■ **Task to complete**
Repeat every entry in the listing below, exactly.
§
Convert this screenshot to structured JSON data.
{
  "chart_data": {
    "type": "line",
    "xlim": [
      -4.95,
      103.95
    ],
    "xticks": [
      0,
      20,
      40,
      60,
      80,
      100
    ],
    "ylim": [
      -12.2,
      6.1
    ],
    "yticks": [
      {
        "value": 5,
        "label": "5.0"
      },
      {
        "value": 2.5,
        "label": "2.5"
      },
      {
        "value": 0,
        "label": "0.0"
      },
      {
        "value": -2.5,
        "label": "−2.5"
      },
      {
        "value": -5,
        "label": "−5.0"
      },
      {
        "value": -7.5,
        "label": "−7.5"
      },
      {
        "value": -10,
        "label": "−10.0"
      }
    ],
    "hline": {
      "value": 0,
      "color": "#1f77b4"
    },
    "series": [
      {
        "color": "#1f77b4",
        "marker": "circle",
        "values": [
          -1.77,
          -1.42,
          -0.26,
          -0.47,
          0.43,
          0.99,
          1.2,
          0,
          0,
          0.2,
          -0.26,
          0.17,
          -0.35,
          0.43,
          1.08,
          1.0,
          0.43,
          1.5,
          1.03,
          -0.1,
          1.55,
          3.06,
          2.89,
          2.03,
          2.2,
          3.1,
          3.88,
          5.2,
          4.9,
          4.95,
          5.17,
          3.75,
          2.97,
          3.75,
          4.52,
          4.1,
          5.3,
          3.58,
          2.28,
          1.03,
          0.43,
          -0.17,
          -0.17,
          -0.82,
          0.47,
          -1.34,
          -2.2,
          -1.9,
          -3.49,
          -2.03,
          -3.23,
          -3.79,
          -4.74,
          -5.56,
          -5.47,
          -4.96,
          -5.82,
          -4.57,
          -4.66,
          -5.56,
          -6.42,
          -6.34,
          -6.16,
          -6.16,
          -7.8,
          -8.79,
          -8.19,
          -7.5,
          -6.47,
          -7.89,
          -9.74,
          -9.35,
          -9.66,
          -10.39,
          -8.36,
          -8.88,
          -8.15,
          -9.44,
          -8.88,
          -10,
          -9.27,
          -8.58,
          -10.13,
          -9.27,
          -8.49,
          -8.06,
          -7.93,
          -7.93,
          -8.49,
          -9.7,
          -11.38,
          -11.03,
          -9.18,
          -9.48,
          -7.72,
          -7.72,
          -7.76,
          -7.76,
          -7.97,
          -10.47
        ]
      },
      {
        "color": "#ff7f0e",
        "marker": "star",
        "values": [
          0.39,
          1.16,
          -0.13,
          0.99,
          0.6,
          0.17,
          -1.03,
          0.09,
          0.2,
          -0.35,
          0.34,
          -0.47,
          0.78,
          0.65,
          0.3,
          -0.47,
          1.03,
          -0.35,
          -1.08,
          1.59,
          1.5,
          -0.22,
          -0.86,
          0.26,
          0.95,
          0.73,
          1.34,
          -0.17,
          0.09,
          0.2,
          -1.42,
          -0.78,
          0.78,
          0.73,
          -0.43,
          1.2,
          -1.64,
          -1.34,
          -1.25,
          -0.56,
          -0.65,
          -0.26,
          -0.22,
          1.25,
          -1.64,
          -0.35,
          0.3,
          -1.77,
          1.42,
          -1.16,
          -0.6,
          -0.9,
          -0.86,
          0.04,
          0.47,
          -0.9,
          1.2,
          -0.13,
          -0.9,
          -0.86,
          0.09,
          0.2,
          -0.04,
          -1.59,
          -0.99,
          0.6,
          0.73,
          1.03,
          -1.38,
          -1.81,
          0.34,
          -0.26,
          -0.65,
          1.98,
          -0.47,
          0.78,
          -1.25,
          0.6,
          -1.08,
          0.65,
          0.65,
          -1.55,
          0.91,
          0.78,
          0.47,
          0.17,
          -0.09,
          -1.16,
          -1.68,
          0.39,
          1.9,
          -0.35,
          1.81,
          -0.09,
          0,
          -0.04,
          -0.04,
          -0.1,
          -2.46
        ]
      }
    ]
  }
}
§
■ **Response**
Convert this screenshot to structured JSON data.
{
  "chart_data": {
    "type": "line",
    "xlim": [
      -4.95,
      103.95
    ],
    "xticks": [
      0,
      20,
      40,
      60,
      80,
      100
    ],
    "ylim": [
      -12.2,
      6.1
    ],
    "yticks": [
      {
        "value": 5,
        "label": "5.0"
      },
      {
        "value": 2.5,
        "label": "2.5"
      },
      {
        "value": 0,
        "label": "0.0"
      },
      {
        "value": -2.5,
        "label": "−2.5"
      },
      {
        "value": -5,
        "label": "−5.0"
      },
      {
        "value": -7.5,
        "label": "−7.5"
      },
      {
        "value": -10,
        "label": "−10.0"
      }
    ],
    "hline": {
      "value": 0,
      "color": "#1f77b4"
    },
    "series": [
      {
        "color": "#1f77b4",
        "marker": "circle",
        "values": [
          -1.77,
          -1.42,
          -0.26,
          -0.47,
          0.43,
          0.99,
          1.2,
          0,
          0,
          0.2,
          -0.26,
          0.17,
          -0.35,
          0.43,
          1.08,
          1.0,
          0.43,
          1.5,
          1.03,
          -0.1,
          1.55,
          3.06,
          2.89,
          2.03,
          2.2,
          3.1,
          3.88,
          5.2,
          4.9,
          4.95,
          5.17,
          3.75,
          2.97,
          3.75,
          4.52,
          4.1,
          5.3,
          3.58,
          2.28,
          1.03,
          0.43,
          -0.17,
          -0.17,
          -0.82,
          0.47,
          -1.34,
          -2.2,
          -1.9,
          -3.49,
          -2.03,
          -3.23,
          -3.79,
          -4.74,
          -5.56,
          -5.47,
          -4.96,
          -5.82,
          -4.57,
          -4.66,
          -5.56,
          -6.42,
          -6.34,
          -6.16,
          -6.16,
          -7.8,
          -8.79,
          -8.19,
          -7.5,
          -6.47,
          -7.89,
          -9.74,
          -9.35,
          -9.66,
          -10.39,
          -8.36,
          -8.88,
          -8.15,
          -9.44,
          -8.88,
          -10,
          -9.27,
          -8.58,
          -10.13,
          -9.27,
          -8.49,
          -8.06,
          -7.93,
          -7.93,
          -8.49,
          -9.7,
          -11.38,
          -11.03,
          -9.18,
          -9.48,
          -7.72,
          -7.72,
          -7.76,
          -7.76,
          -7.97,
          -10.47
        ]
      },
      {
        "color": "#ff7f0e",
        "marker": "star",
        "values": [
          0.39,
          1.16,
          -0.13,
          0.99,
          0.6,
          0.17,
          -1.03,
          0.09,
          0.2,
          -0.35,
          0.34,
          -0.47,
          0.78,
          0.65,
          0.3,
          -0.47,
          1.03,
          -0.35,
          -1.08,
          1.59,
          1.5,
          -0.22,
          -0.86,
          0.26,
          0.95,
          0.73,
          1.34,
          -0.17,
          0.09,
          0.2,
          -1.42,
          -0.78,
          0.78,
          0.73,
          -0.43,
          1.2,
          -1.64,
          -1.34,
          -1.25,
          -0.56,
          -0.65,
          -0.26,
          -0.22,
          1.25,
          -1.64,
          -0.35,
          0.3,
          -1.77,
          1.42,
          -1.16,
          -0.6,
          -0.9,
          -0.86,
          0.04,
          0.47,
          -0.9,
          1.2,
          -0.13,
          -0.9,
          -0.86,
          0.09,
          0.2,
          -0.04,
          -1.59,
          -0.99,
          0.6,
          0.73,
          1.03,
          -1.38,
          -1.81,
          0.34,
          -0.26,
          -0.65,
          1.98,
          -0.47,
          0.78,
          -1.25,
          0.6,
          -1.08,
          0.65,
          0.65,
          -1.55,
          0.91,
          0.78,
          0.47,
          0.17,
          -0.09,
          -1.16,
          -1.68,
          0.39,
          1.9,
          -0.35,
          1.81,
          -0.09,
          0,
          -0.04,
          -0.04,
          -0.1,
          -2.46
        ]
      }
    ]
  }
}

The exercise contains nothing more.